▸ Do this
From the listing below, pull out the lines that hold "portfolio".
** START **
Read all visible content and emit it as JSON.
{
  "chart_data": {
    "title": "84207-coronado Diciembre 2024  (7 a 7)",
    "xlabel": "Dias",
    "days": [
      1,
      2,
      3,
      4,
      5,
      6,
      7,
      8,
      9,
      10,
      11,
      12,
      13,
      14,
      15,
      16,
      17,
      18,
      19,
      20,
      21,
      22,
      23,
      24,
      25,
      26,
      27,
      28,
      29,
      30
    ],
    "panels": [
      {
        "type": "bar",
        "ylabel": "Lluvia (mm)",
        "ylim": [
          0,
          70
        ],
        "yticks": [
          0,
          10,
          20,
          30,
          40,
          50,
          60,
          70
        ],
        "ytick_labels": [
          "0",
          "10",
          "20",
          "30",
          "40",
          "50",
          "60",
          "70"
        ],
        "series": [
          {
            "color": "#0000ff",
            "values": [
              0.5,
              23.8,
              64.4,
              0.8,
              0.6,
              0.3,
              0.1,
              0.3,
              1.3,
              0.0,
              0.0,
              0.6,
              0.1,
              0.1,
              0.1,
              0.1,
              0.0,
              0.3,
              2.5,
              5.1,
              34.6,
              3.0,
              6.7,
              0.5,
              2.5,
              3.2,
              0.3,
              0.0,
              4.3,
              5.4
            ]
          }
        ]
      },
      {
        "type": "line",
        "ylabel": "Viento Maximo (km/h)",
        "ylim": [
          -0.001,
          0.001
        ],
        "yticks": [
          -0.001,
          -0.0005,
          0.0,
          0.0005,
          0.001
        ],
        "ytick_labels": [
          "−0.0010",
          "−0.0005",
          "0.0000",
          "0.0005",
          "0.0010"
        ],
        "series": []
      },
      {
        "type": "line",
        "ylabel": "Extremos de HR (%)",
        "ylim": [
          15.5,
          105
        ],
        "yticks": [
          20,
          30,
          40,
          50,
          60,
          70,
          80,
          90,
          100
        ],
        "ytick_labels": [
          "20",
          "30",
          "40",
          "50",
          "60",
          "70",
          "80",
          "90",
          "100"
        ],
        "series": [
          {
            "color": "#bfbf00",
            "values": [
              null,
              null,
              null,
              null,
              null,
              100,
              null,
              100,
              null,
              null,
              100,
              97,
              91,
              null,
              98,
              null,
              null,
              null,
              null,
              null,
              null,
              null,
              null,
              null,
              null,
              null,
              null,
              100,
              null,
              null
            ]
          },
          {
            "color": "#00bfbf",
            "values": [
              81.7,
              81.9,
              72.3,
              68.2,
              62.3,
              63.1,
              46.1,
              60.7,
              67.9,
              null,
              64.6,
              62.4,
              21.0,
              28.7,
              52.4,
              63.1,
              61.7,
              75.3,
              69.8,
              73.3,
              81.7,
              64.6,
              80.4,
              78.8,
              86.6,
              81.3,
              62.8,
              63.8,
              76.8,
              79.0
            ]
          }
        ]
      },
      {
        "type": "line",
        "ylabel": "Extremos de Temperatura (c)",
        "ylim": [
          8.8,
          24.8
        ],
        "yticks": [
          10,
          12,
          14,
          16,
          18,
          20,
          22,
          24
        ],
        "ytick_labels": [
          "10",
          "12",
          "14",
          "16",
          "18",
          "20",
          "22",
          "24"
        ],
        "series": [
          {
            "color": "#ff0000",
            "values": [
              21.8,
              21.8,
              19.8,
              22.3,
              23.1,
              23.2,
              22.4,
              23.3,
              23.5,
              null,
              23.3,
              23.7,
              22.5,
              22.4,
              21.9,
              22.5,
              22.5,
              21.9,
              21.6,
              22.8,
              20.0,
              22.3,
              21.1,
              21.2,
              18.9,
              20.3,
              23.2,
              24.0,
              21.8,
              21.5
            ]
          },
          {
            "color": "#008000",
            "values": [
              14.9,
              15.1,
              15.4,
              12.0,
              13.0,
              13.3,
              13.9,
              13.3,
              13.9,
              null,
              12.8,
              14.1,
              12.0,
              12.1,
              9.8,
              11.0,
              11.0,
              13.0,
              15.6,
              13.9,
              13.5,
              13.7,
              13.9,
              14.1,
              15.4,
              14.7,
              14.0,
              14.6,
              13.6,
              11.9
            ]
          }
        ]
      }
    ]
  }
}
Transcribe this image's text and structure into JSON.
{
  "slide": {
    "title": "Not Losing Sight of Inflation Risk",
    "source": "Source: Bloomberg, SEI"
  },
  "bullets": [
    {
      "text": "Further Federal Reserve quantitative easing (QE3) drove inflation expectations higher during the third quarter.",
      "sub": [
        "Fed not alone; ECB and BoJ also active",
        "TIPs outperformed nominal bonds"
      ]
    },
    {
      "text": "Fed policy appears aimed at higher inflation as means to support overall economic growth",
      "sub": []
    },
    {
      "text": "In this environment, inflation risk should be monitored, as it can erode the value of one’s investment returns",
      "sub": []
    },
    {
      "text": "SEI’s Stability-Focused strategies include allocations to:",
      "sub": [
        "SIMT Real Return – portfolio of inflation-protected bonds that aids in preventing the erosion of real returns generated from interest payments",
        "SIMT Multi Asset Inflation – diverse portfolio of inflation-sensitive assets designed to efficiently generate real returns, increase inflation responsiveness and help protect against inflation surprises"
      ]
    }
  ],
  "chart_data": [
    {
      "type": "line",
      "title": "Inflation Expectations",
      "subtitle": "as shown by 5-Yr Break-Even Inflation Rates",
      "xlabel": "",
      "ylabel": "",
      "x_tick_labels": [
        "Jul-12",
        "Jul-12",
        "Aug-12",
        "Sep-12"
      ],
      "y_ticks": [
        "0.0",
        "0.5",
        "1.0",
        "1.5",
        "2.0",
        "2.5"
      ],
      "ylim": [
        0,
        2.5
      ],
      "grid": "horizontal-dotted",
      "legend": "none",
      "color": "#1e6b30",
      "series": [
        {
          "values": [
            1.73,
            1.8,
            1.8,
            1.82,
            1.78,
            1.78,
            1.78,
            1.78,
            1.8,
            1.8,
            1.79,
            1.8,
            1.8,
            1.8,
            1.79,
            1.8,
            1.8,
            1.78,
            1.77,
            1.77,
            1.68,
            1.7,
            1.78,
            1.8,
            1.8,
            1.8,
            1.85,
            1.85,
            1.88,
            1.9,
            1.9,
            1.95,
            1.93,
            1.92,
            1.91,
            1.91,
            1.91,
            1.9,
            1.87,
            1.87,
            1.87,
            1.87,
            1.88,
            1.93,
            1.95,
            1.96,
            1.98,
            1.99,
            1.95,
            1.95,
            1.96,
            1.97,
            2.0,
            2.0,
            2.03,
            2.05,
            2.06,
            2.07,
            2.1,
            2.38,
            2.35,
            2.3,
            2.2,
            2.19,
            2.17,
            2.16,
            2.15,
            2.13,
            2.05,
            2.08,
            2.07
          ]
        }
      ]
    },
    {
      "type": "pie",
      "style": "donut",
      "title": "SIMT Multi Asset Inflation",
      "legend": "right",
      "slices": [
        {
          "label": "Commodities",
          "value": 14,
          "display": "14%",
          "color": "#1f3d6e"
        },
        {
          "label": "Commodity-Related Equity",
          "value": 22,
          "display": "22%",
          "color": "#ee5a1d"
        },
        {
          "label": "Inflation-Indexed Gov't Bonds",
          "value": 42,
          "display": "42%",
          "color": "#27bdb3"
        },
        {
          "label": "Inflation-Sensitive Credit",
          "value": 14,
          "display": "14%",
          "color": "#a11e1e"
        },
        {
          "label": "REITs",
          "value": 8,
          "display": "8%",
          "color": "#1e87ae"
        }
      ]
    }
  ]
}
** END **
▸ Task output
        "SIMT Real Return – portfolio of inflation-protected bonds that aids in preventing the erosion of real returns generated from interest payments",
        "SIMT Multi Asset Inflation – diverse portfolio of inflation-sensitive assets designed to efficiently generate real returns, increase inflation responsiveness and help protect against inflation surprises"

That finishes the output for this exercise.